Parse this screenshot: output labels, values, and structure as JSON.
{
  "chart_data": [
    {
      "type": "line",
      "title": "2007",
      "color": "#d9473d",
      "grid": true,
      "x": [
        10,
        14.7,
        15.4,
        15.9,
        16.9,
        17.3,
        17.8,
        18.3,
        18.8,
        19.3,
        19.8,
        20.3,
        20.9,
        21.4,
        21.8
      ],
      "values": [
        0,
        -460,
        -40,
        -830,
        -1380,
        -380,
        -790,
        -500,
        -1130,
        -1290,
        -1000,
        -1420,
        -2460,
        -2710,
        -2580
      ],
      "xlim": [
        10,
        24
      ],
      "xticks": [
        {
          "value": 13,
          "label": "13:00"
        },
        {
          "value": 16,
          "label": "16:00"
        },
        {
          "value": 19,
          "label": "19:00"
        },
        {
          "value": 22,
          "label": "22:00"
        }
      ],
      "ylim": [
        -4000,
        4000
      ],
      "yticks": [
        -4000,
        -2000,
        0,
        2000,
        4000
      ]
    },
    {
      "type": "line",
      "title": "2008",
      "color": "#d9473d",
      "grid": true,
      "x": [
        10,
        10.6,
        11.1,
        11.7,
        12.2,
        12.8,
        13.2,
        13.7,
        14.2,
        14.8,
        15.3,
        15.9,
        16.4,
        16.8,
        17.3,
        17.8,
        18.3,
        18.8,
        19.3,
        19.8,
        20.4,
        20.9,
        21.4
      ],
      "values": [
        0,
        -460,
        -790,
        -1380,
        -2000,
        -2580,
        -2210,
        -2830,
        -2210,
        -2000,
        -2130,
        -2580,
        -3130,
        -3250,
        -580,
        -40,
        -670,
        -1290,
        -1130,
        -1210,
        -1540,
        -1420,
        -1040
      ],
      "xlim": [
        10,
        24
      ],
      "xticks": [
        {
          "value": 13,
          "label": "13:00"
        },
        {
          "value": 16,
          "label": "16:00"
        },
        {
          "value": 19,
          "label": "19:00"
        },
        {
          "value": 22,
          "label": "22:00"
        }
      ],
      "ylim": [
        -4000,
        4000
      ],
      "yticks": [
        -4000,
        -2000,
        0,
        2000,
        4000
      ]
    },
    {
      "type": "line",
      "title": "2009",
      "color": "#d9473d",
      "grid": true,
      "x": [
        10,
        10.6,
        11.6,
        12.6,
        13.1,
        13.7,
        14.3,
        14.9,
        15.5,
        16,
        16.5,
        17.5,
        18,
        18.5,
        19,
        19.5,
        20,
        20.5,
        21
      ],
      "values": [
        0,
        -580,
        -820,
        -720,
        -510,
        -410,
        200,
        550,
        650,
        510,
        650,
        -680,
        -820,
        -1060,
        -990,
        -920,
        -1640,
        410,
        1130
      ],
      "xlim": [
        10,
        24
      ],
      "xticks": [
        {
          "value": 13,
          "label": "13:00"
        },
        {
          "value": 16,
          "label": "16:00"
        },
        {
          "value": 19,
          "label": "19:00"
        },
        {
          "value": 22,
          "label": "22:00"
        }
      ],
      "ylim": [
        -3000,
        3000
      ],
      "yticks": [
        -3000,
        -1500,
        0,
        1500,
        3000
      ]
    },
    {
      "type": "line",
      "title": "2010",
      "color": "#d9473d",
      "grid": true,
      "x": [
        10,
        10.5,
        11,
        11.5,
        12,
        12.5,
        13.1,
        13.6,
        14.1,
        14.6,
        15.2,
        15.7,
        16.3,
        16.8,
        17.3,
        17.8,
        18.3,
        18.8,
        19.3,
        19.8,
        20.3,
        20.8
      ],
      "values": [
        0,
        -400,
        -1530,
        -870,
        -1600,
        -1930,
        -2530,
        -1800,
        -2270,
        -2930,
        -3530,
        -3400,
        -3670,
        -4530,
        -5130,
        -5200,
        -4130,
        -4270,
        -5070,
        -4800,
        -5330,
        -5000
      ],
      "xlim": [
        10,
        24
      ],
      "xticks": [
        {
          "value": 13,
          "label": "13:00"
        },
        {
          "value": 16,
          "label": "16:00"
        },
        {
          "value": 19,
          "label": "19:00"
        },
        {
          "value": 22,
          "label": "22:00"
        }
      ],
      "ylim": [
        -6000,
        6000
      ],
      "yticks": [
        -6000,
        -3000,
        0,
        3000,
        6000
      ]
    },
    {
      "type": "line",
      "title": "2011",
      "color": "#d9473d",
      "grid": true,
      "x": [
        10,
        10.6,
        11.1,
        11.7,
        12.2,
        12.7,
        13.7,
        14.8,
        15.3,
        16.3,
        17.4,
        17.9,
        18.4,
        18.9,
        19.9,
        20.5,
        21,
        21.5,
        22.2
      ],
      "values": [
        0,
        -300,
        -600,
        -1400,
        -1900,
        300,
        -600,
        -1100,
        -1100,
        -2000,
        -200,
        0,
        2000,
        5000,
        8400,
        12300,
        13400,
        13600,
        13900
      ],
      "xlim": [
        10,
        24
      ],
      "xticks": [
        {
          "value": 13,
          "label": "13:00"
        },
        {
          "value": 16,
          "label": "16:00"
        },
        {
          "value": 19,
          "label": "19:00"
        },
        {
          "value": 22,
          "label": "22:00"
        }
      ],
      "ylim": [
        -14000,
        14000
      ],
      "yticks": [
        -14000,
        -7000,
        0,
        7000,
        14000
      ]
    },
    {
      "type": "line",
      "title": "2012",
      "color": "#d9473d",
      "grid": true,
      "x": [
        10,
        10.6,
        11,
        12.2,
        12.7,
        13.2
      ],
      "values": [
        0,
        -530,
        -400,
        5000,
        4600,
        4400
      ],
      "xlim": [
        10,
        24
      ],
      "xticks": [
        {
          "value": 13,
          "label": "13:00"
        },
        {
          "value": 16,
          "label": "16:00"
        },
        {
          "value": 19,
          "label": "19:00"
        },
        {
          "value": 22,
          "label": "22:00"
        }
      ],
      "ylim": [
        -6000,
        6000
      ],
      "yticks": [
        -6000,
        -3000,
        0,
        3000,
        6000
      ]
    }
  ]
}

__Requirements__:
Where a line in the material contains "title", copy that line.

__Full solution__:
      "title": "2007",
      "title": "2008",
      "title": "2009",
      "title": "2010",
      "title": "2011",
      "title": "2012",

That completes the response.